Task description:
Exactly the lines from the line containing "Type out the text in this image." through the final line of the entries below must be returned, and only those, without pictures.

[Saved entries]
***

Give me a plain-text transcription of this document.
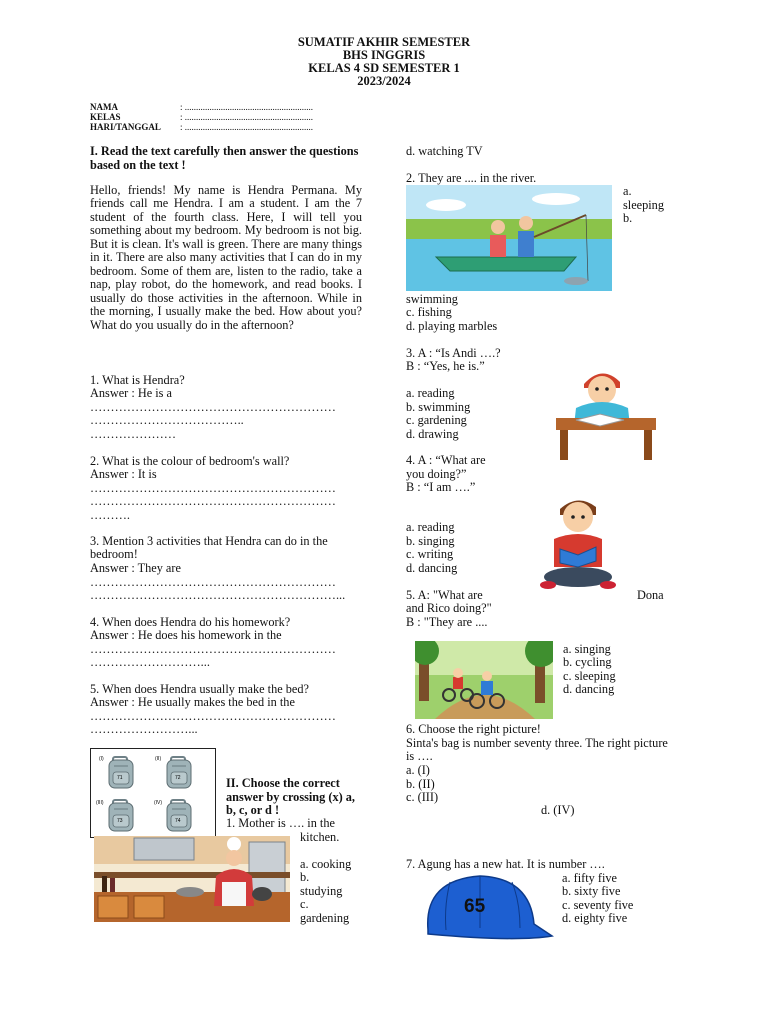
SUMATIF AKHIR SEMESTER
BHS INGGRIS
KELAS 4 SD SEMESTER 1
2023/2024
NAMA	: .........................................................
KELAS	: .........................................................
HARI/TANGGAL : .........................................................
I. Read the text carefully then answer the questions based on the text !
Hello, friends! My name is Hendra Permana. My friends call me Hendra. I am a student. I am the 7 student of the fourth class. Here, I will tell you something about my bedroom. My bedroom is not big. But it is clean. It's wall is green. There are many things in it. There are also many activities that I can do in my bedroom. Some of them are, listen to the radio, take a nap, play robot, do the homework, and read books. I usually do those activities in the afternoon. While in the morning, I usually make the bed. How about you? What do you usually do in the afternoon?
1. What is Hendra?
Answer : He is a
……………………………………………………
………………………………..
…………………
2. What is the colour of bedroom's wall?
Answer : It is
……………………………………………………
……………………………………………………
……….
3. Mention 3 activities that Hendra can do in the bedroom!
Answer : They are
……………………………………………………
……………………………………………………...
4. When does Hendra do his homework?
Answer : He does his homework in the
……………………………………………………
………………………...
5. When does Hendra usually make the bed?
Answer : He usually makes the bed in the
……………………………………………………
……………………...
(I)	(II)
(III)	(IV)
71	72
73	74
II. Choose the correct answer by crossing (x) a, b, c, or d !
1. Mother is …. in the
kitchen.
a. cooking
b.
studying
c.
gardening
d. watching TV
2. They are .... in the river.
a.
sleeping
b.
swimming
c. fishing
d. playing marbles
3. A : “Is Andi ….?
B : “Yes, he is.”
a. reading
b. swimming
c. gardening
d. drawing
4. A : “What are
you doing?”
B : “I am ….”
a. reading
b. singing
c. writing
d. dancing
5. A: "What are	Dona
and Rico doing?"
B : "They are ....
a. singing
b. cycling
c. sleeping
d. dancing
6. Choose the right picture!
Sinta's bag is number seventy three. The right picture is ….
a. (I)
b. (II)
c. (III)
d. (IV)
7. Agung has a new hat. It is number ….
65
a. fifty five
b. sixty five
c. seventy five
d. eighty five
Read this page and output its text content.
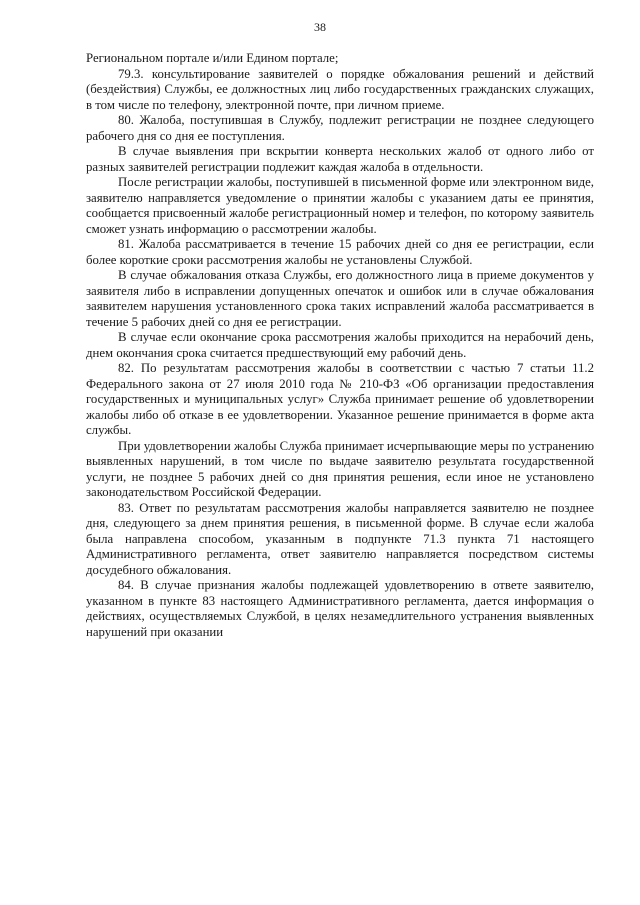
38

Региональном портале и/или Едином портале;

79.3. консультирование заявителей о порядке обжалования решений и действий (бездействия) Службы, ее должностных лиц либо государственных гражданских служащих, в том числе по телефону, электронной почте, при личном приеме.

80. Жалоба, поступившая в Службу, подлежит регистрации не позднее следующего рабочего дня со дня ее поступления.

В случае выявления при вскрытии конверта нескольких жалоб от одного либо от разных заявителей регистрации подлежит каждая жалоба в отдельности.

После регистрации жалобы, поступившей в письменной форме или электронном виде, заявителю направляется уведомление о принятии жалобы с указанием даты ее принятия, сообщается присвоенный жалобе регистрационный номер и телефон, по которому заявитель сможет узнать информацию о рассмотрении жалобы.

81. Жалоба рассматривается в течение 15 рабочих дней со дня ее регистрации, если более короткие сроки рассмотрения жалобы не установлены Службой.

В случае обжалования отказа Службы, его должностного лица в приеме документов у заявителя либо в исправлении допущенных опечаток и ошибок или в случае обжалования заявителем нарушения установленного срока таких исправлений жалоба рассматривается в течение 5 рабочих дней со дня ее регистрации.

В случае если окончание срока рассмотрения жалобы приходится на нерабочий день, днем окончания срока считается предшествующий ему рабочий день.

82. По результатам рассмотрения жалобы в соответствии с частью 7 статьи 11.2 Федерального закона от 27 июля 2010 года № 210-ФЗ «Об организации предоставления государственных и муниципальных услуг» Служба принимает решение об удовлетворении жалобы либо об отказе в ее удовлетворении. Указанное решение принимается в форме акта службы.

При удовлетворении жалобы Служба принимает исчерпывающие меры по устранению выявленных нарушений, в том числе по выдаче заявителю результата государственной услуги, не позднее 5 рабочих дней со дня принятия решения, если иное не установлено законодательством Российской Федерации.

83. Ответ по результатам рассмотрения жалобы направляется заявителю не позднее дня, следующего за днем принятия решения, в письменной форме. В случае если жалоба была направлена способом, указанным в подпункте 71.3 пункта 71 настоящего Административного регламента, ответ заявителю направляется посредством системы досудебного обжалования.

84. В случае признания жалобы подлежащей удовлетворению в ответе заявителю, указанном в пункте 83 настоящего Административного регламента, дается информация о действиях, осуществляемых Службой, в целях незамедлительного устранения выявленных нарушений при оказании
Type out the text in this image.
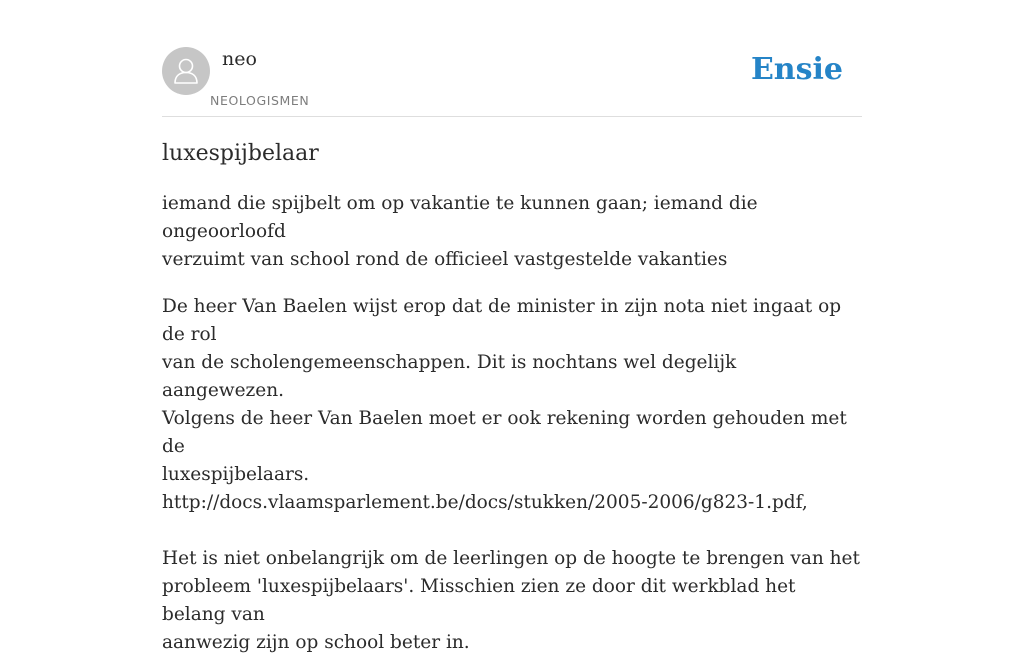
neo
NEOLOGISMEN
Ensie
luxespijbelaar

iemand die spijbelt om op vakantie te kunnen gaan; iemand die ongeoorloofd
verzuimt van school rond de officieel vastgestelde vakanties

De heer Van Baelen wijst erop dat de minister in zijn nota niet ingaat op de rol
van de scholengemeenschappen. Dit is nochtans wel degelijk aangewezen.
Volgens de heer Van Baelen moet er ook rekening worden gehouden met de
luxespijbelaars.
http://docs.vlaamsparlement.be/docs/stukken/2005-2006/g823-1.pdf,
Het is niet onbelangrijk om de leerlingen op de hoogte te brengen van het
probleem 'luxespijbelaars'. Misschien zien ze door dit werkblad het belang van
aanwezig zijn op school beter in.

***

Correct response:
Type out the text in this image.
neo
NEOLOGISMEN
Ensie
luxespijbelaar

iemand die spijbelt om op vakantie te kunnen gaan; iemand die ongeoorloofd
verzuimt van school rond de officieel vastgestelde vakanties

De heer Van Baelen wijst erop dat de minister in zijn nota niet ingaat op de rol
van de scholengemeenschappen. Dit is nochtans wel degelijk aangewezen.
Volgens de heer Van Baelen moet er ook rekening worden gehouden met de
luxespijbelaars.
http://docs.vlaamsparlement.be/docs/stukken/2005-2006/g823-1.pdf,
Het is niet onbelangrijk om de leerlingen op de hoogte te brengen van het
probleem 'luxespijbelaars'. Misschien zien ze door dit werkblad het belang van
aanwezig zijn op school beter in.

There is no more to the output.